> TASK STATEMENT: Omit the pictures and output every entry below exactly as written.

* begin AVAILABLE DATA *

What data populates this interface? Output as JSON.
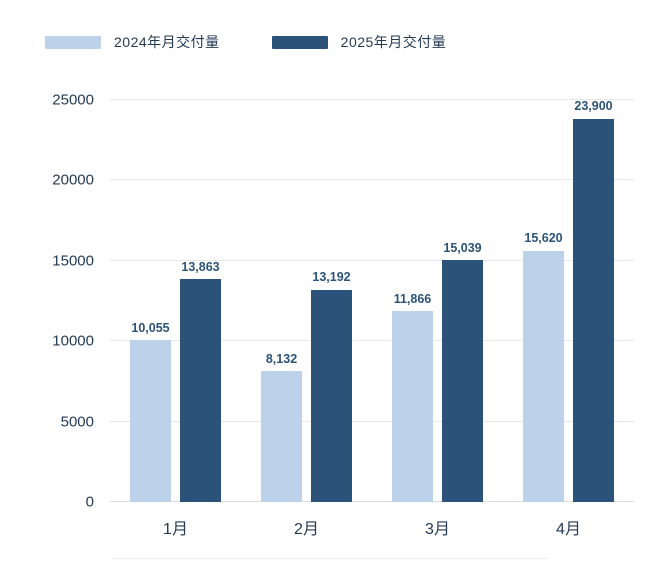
{
  "legend": {
    "items": [
      {
        "label": "2024年月交付量",
        "color": "#bcd1ea"
      },
      {
        "label": "2025年月交付量",
        "color": "#2b5379"
      }
    ]
  },
  "chart_data": {
    "type": "bar",
    "title": "",
    "xlabel": "",
    "ylabel": "",
    "categories": [
      "1月",
      "2月",
      "3月",
      "4月"
    ],
    "series": [
      {
        "name": "2024年月交付量",
        "color": "#bcd1ea",
        "values": [
          10055,
          8132,
          11866,
          15620
        ],
        "labels": [
          "10,055",
          "8,132",
          "11,866",
          "15,620"
        ]
      },
      {
        "name": "2025年月交付量",
        "color": "#2b5379",
        "values": [
          13863,
          13192,
          15039,
          23900
        ],
        "labels": [
          "13,863",
          "13,192",
          "15,039",
          "23,900"
        ]
      }
    ],
    "ylim": [
      0,
      25000
    ],
    "yticks": [
      0,
      5000,
      10000,
      15000,
      20000,
      25000
    ],
    "ytick_labels": [
      "0",
      "5000",
      "10000",
      "15000",
      "20000",
      "25000"
    ],
    "grid": true,
    "legend_position": "top-left",
    "value_label_color": "#2b5379",
    "axis_text_color": "#243b53"
  }
}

* end AVAILABLE DATA *

> TASK OUTPUT:
What data populates this interface? Output as JSON.
{
  "legend": {
    "items": [
      {
        "label": "2024年月交付量",
        "color": "#bcd1ea"
      },
      {
        "label": "2025年月交付量",
        "color": "#2b5379"
      }
    ]
  },
  "chart_data": {
    "type": "bar",
    "title": "",
    "xlabel": "",
    "ylabel": "",
    "categories": [
      "1月",
      "2月",
      "3月",
      "4月"
    ],
    "series": [
      {
        "name": "2024年月交付量",
        "color": "#bcd1ea",
        "values": [
          10055,
          8132,
          11866,
          15620
        ],
        "labels": [
          "10,055",
          "8,132",
          "11,866",
          "15,620"
        ]
      },
      {
        "name": "2025年月交付量",
        "color": "#2b5379",
        "values": [
          13863,
          13192,
          15039,
          23900
        ],
        "labels": [
          "13,863",
          "13,192",
          "15,039",
          "23,900"
        ]
      }
    ],
    "ylim": [
      0,
      25000
    ],
    "yticks": [
      0,
      5000,
      10000,
      15000,
      20000,
      25000
    ],
    "ytick_labels": [
      "0",
      "5000",
      "10000",
      "15000",
      "20000",
      "25000"
    ],
    "grid": true,
    "legend_position": "top-left",
    "value_label_color": "#2b5379",
    "axis_text_color": "#243b53"
  }
}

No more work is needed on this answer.